● **Given request**:
Find the word "JSON" in the listing; pull out each line holding it.

━━━ Material to process ━━━

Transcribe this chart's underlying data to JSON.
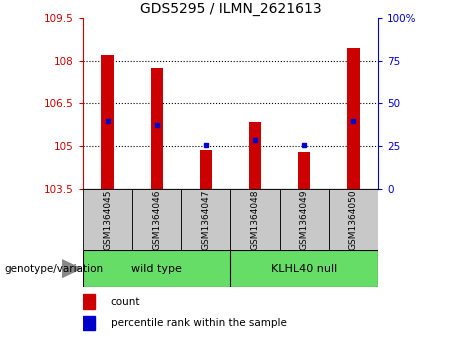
{
  "title": "GDS5295 / ILMN_2621613",
  "samples": [
    "GSM1364045",
    "GSM1364046",
    "GSM1364047",
    "GSM1364048",
    "GSM1364049",
    "GSM1364050"
  ],
  "bar_values": [
    108.2,
    107.75,
    104.85,
    105.85,
    104.8,
    108.45
  ],
  "percentile_values": [
    105.9,
    105.75,
    105.05,
    105.2,
    105.05,
    105.9
  ],
  "ylim_left": [
    103.5,
    109.5
  ],
  "yticks_left": [
    103.5,
    105.0,
    106.5,
    108.0,
    109.5
  ],
  "ytick_labels_left": [
    "103.5",
    "105",
    "106.5",
    "108",
    "109.5"
  ],
  "ylim_right": [
    0,
    100
  ],
  "yticks_right": [
    0,
    25,
    50,
    75,
    100
  ],
  "ytick_labels_right": [
    "0",
    "25",
    "50",
    "75",
    "100%"
  ],
  "bar_color": "#cc0000",
  "dot_color": "#0000cc",
  "bar_width": 0.25,
  "bar_bottom": 103.5,
  "wt_label": "wild type",
  "kl_label": "KLHL40 null",
  "wt_color": "#66dd66",
  "kl_color": "#66dd66",
  "genotype_label": "genotype/variation",
  "legend_count_label": "count",
  "legend_percentile_label": "percentile rank within the sample",
  "left_tick_color": "#cc0000",
  "right_tick_color": "#0000cc",
  "label_box_color": "#c8c8c8",
  "grid_linestyle": "dotted"
}
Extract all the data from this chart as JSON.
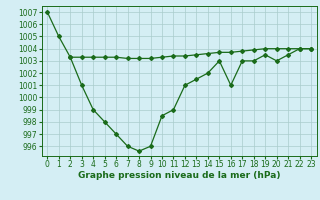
{
  "line1_x": [
    0,
    1,
    2,
    3,
    4,
    5,
    6,
    7,
    8,
    9,
    10,
    11,
    12,
    13,
    14,
    15,
    16,
    17,
    18,
    19,
    20,
    21,
    22,
    23
  ],
  "line1_y": [
    1007,
    1005,
    1003.3,
    1001,
    999,
    998,
    997,
    996,
    995.6,
    996,
    998.5,
    999,
    1001,
    1001.5,
    1002,
    1003,
    1001,
    1003,
    1003,
    1003.5,
    1003,
    1003.5,
    1004,
    1004
  ],
  "line2_x": [
    2,
    3,
    4,
    5,
    6,
    7,
    8,
    9,
    10,
    11,
    12,
    13,
    14,
    15,
    16,
    17,
    18,
    19,
    20,
    21,
    22,
    23
  ],
  "line2_y": [
    1003.3,
    1003.3,
    1003.3,
    1003.3,
    1003.3,
    1003.2,
    1003.2,
    1003.2,
    1003.3,
    1003.4,
    1003.4,
    1003.5,
    1003.6,
    1003.7,
    1003.7,
    1003.8,
    1003.9,
    1004.0,
    1004.0,
    1004.0,
    1004.0,
    1004.0
  ],
  "line_color": "#1a6b1a",
  "bg_color": "#d4eef4",
  "grid_color": "#aacccc",
  "xlabel": "Graphe pression niveau de la mer (hPa)",
  "ylim": [
    995.2,
    1007.5
  ],
  "xlim": [
    -0.5,
    23.5
  ],
  "yticks": [
    996,
    997,
    998,
    999,
    1000,
    1001,
    1002,
    1003,
    1004,
    1005,
    1006,
    1007
  ],
  "xticks": [
    0,
    1,
    2,
    3,
    4,
    5,
    6,
    7,
    8,
    9,
    10,
    11,
    12,
    13,
    14,
    15,
    16,
    17,
    18,
    19,
    20,
    21,
    22,
    23
  ]
}
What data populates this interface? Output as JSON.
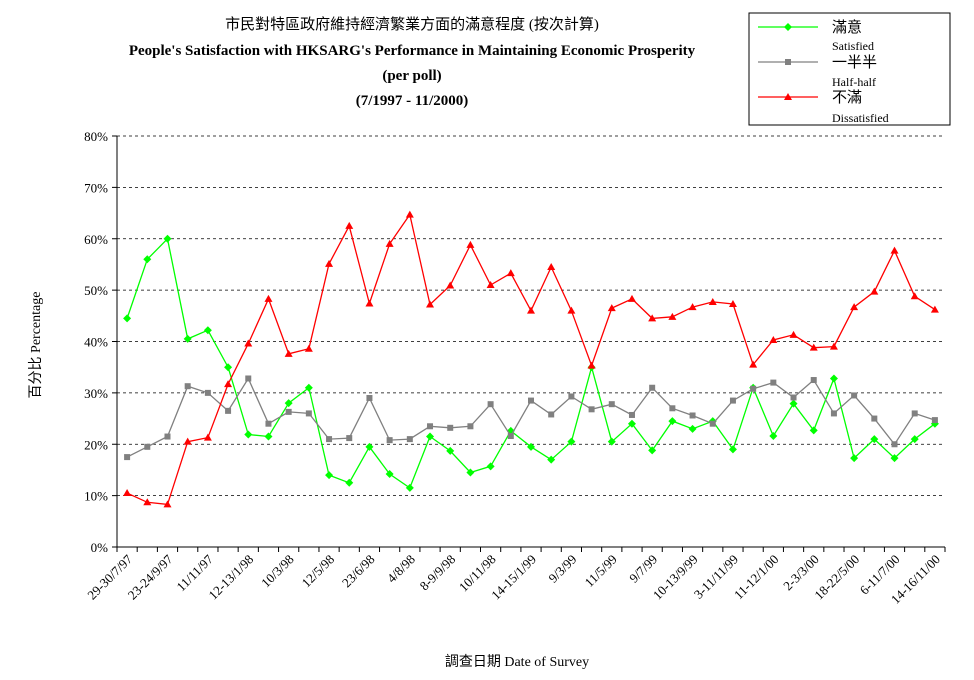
{
  "chart_data": {
    "type": "line",
    "title_lines": [
      "市民對特區政府維持經濟繁業方面的滿意程度 (按次計算)",
      "People's Satisfaction with HKSARG's Performance in Maintaining Economic Prosperity",
      "(per poll)",
      "(7/1997 - 11/2000)"
    ],
    "xlabel": "調查日期 Date of Survey",
    "ylabel": "百分比 Percentage",
    "ylim": [
      0,
      80
    ],
    "yticks": [
      0,
      10,
      20,
      30,
      40,
      50,
      60,
      70,
      80
    ],
    "ytick_labels": [
      "0%",
      "10%",
      "20%",
      "30%",
      "40%",
      "50%",
      "60%",
      "70%",
      "80%"
    ],
    "grid": "horizontal dashed",
    "legend_position": "top-right",
    "x_tick_labels": [
      "29-30/7/97",
      "23-24/9/97",
      "11/11/97",
      "12-13/1/98",
      "10/3/98",
      "12/5/98",
      "23/6/98",
      "4/8/98",
      "8-9/9/98",
      "10/11/98",
      "14-15/1/99",
      "9/3/99",
      "11/5/99",
      "9/7/99",
      "10-13/9/99",
      "3-11/11/99",
      "11-12/1/00",
      "2-3/3/00",
      "18-22/5/00",
      "6-11/7/00",
      "14-16/11/00"
    ],
    "series": [
      {
        "name": "滿意",
        "name_en": "Satisfied",
        "color": "#00ff00",
        "marker": "diamond",
        "values": [
          44.5,
          56.0,
          60.0,
          40.5,
          42.2,
          35.0,
          21.9,
          21.5,
          28.0,
          31.0,
          14.0,
          12.5,
          19.5,
          14.2,
          11.5,
          21.5,
          18.7,
          14.5,
          15.7,
          22.6,
          19.5,
          17.0,
          20.5,
          35.0,
          20.5,
          24.0,
          18.8,
          24.5,
          23.0,
          24.5,
          19.0,
          31.0,
          21.6,
          27.9,
          22.7,
          32.8,
          17.3,
          21.0,
          17.3,
          21.0,
          24.0
        ]
      },
      {
        "name": "一半半",
        "name_en": "Half-half",
        "color": "#808080",
        "marker": "square",
        "values": [
          17.5,
          19.5,
          21.5,
          31.3,
          30.0,
          26.5,
          32.8,
          24.0,
          26.3,
          26.0,
          21.0,
          21.2,
          29.0,
          20.8,
          21.0,
          23.5,
          23.2,
          23.5,
          27.8,
          21.6,
          28.5,
          25.8,
          29.3,
          26.8,
          27.8,
          25.7,
          31.0,
          27.0,
          25.6,
          24.0,
          28.5,
          30.8,
          32.0,
          29.1,
          32.5,
          26.0,
          29.5,
          25.0,
          20.0,
          26.0,
          24.7
        ]
      },
      {
        "name": "不滿",
        "name_en": "Dissatisfied",
        "color": "#ff0000",
        "marker": "triangle",
        "values": [
          10.5,
          8.7,
          8.3,
          20.5,
          21.3,
          31.7,
          39.6,
          48.3,
          37.6,
          38.6,
          55.1,
          62.5,
          47.4,
          59.0,
          64.7,
          47.2,
          50.9,
          58.8,
          51.0,
          53.3,
          46.0,
          54.5,
          46.0,
          35.3,
          46.5,
          48.3,
          44.5,
          44.8,
          46.7,
          47.7,
          47.3,
          35.5,
          40.3,
          41.3,
          38.8,
          39.0,
          46.7,
          49.7,
          57.7,
          48.8,
          46.2
        ]
      }
    ]
  }
}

━━━

● **Solution for this task**:
Transcribe this chart's underlying data to JSON.
Extract all the data from this chart as JSON.
What data populates this interface? Output as JSON.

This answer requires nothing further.